Dataset records
%%

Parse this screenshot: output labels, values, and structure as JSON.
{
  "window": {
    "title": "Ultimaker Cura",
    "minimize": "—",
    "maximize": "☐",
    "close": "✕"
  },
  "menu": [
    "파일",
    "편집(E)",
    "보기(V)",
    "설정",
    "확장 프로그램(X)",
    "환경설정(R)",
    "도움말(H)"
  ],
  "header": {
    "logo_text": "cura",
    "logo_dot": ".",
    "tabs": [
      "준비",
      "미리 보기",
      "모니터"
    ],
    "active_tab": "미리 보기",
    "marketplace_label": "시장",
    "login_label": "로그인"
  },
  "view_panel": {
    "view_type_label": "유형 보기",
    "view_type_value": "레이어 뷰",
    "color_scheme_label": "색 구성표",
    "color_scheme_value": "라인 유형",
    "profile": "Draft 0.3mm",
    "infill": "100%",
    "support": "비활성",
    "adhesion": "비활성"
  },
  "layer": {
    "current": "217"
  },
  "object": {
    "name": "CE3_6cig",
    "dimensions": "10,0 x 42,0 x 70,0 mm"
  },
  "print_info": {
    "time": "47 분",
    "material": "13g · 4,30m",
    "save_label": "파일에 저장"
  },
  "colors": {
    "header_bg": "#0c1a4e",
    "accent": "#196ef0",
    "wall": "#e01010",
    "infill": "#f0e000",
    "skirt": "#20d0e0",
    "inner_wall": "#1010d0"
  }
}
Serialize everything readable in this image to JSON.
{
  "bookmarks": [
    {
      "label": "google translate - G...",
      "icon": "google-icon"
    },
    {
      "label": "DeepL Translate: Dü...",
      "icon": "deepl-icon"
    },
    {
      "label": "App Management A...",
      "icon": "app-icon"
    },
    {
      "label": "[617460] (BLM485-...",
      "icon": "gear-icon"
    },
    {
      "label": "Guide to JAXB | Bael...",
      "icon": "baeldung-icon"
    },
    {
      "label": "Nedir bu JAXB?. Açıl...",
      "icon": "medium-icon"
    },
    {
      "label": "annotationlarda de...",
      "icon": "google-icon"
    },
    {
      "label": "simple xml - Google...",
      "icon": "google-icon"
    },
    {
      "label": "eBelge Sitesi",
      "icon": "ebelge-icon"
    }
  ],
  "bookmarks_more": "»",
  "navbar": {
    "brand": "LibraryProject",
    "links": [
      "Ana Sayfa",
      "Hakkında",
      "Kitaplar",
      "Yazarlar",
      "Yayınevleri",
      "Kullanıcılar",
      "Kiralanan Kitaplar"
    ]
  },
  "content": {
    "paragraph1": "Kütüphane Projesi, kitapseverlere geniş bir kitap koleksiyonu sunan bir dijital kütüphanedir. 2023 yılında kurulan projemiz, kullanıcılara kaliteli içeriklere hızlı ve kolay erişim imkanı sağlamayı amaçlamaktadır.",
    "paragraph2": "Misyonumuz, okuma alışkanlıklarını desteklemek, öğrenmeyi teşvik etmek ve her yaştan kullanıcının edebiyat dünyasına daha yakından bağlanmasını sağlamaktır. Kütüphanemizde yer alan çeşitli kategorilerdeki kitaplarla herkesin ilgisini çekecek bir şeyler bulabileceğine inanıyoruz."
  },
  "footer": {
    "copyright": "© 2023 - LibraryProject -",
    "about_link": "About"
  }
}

%%

▸ **Task description**:
Return each line of the records above exactly as it reads.

▸ **Exercise solution**:
Parse this screenshot: output labels, values, and structure as JSON.
{
  "window": {
    "title": "Ultimaker Cura",
    "minimize": "—",
    "maximize": "☐",
    "close": "✕"
  },
  "menu": [
    "파일",
    "편집(E)",
    "보기(V)",
    "설정",
    "확장 프로그램(X)",
    "환경설정(R)",
    "도움말(H)"
  ],
  "header": {
    "logo_text": "cura",
    "logo_dot": ".",
    "tabs": [
      "준비",
      "미리 보기",
      "모니터"
    ],
    "active_tab": "미리 보기",
    "marketplace_label": "시장",
    "login_label": "로그인"
  },
  "view_panel": {
    "view_type_label": "유형 보기",
    "view_type_value": "레이어 뷰",
    "color_scheme_label": "색 구성표",
    "color_scheme_value": "라인 유형",
    "profile": "Draft 0.3mm",
    "infill": "100%",
    "support": "비활성",
    "adhesion": "비활성"
  },
  "layer": {
    "current": "217"
  },
  "object": {
    "name": "CE3_6cig",
    "dimensions": "10,0 x 42,0 x 70,0 mm"
  },
  "print_info": {
    "time": "47 분",
    "material": "13g · 4,30m",
    "save_label": "파일에 저장"
  },
  "colors": {
    "header_bg": "#0c1a4e",
    "accent": "#196ef0",
    "wall": "#e01010",
    "infill": "#f0e000",
    "skirt": "#20d0e0",
    "inner_wall": "#1010d0"
  }
}
Serialize everything readable in this image to JSON.
{
  "bookmarks": [
    {
      "label": "google translate - G...",
      "icon": "google-icon"
    },
    {
      "label": "DeepL Translate: Dü...",
      "icon": "deepl-icon"
    },
    {
      "label": "App Management A...",
      "icon": "app-icon"
    },
    {
      "label": "[617460] (BLM485-...",
      "icon": "gear-icon"
    },
    {
      "label": "Guide to JAXB | Bael...",
      "icon": "baeldung-icon"
    },
    {
      "label": "Nedir bu JAXB?. Açıl...",
      "icon": "medium-icon"
    },
    {
      "label": "annotationlarda de...",
      "icon": "google-icon"
    },
    {
      "label": "simple xml - Google...",
      "icon": "google-icon"
    },
    {
      "label": "eBelge Sitesi",
      "icon": "ebelge-icon"
    }
  ],
  "bookmarks_more": "»",
  "navbar": {
    "brand": "LibraryProject",
    "links": [
      "Ana Sayfa",
      "Hakkında",
      "Kitaplar",
      "Yazarlar",
      "Yayınevleri",
      "Kullanıcılar",
      "Kiralanan Kitaplar"
    ]
  },
  "content": {
    "paragraph1": "Kütüphane Projesi, kitapseverlere geniş bir kitap koleksiyonu sunan bir dijital kütüphanedir. 2023 yılında kurulan projemiz, kullanıcılara kaliteli içeriklere hızlı ve kolay erişim imkanı sağlamayı amaçlamaktadır.",
    "paragraph2": "Misyonumuz, okuma alışkanlıklarını desteklemek, öğrenmeyi teşvik etmek ve her yaştan kullanıcının edebiyat dünyasına daha yakından bağlanmasını sağlamaktır. Kütüphanemizde yer alan çeşitli kategorilerdeki kitaplarla herkesin ilgisini çekecek bir şeyler bulabileceğine inanıyoruz."
  },
  "footer": {
    "copyright": "© 2023 - LibraryProject -",
    "about_link": "About"
  }
}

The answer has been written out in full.